* [ENTRIES SUPPLIED]:
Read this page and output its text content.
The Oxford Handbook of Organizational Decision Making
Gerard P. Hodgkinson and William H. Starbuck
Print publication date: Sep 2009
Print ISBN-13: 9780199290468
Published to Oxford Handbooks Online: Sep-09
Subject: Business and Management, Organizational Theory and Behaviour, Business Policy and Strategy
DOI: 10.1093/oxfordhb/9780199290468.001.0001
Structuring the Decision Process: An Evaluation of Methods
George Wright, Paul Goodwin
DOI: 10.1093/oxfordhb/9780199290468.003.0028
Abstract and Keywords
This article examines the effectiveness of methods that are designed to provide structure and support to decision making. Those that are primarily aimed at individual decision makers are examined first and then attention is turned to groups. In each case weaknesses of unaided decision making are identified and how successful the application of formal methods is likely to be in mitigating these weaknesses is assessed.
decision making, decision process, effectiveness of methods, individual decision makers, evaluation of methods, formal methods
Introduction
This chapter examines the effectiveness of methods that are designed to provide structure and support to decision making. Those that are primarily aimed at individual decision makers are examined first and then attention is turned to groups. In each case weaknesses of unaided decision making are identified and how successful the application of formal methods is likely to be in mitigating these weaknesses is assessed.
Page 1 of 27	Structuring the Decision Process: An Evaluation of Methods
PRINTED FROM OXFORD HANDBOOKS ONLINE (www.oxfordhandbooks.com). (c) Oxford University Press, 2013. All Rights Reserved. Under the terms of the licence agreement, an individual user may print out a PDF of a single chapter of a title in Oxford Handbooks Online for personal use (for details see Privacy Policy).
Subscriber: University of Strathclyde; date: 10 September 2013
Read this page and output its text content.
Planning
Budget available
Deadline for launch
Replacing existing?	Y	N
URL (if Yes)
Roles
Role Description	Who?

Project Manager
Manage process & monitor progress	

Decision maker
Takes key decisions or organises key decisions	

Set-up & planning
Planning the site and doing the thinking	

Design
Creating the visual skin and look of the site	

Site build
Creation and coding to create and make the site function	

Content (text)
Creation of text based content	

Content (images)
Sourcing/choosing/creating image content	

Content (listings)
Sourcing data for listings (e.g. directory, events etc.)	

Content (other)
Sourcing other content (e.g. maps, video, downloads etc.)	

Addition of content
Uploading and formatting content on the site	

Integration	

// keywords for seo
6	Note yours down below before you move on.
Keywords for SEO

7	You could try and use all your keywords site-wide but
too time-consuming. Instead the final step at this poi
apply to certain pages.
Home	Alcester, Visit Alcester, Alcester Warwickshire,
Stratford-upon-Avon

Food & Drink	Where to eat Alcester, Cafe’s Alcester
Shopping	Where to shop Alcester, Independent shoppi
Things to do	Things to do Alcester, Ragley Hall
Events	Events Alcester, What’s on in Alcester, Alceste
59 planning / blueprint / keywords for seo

* [SHORT TASK]:
Search the lines above for the string "Handbooks", then show every one that has it.

* [WORKED SOLUTION]:
Published to Oxford Handbooks Online: Sep-09
PRINTED FROM OXFORD HANDBOOKS ONLINE (www.oxfordhandbooks.com). (c) Oxford University Press, 2013. All Rights Reserved. Under the terms of the licence agreement, an individual user may print out a PDF of a single chapter of a title in Oxford Handbooks Online for personal use (for details see Privacy Policy).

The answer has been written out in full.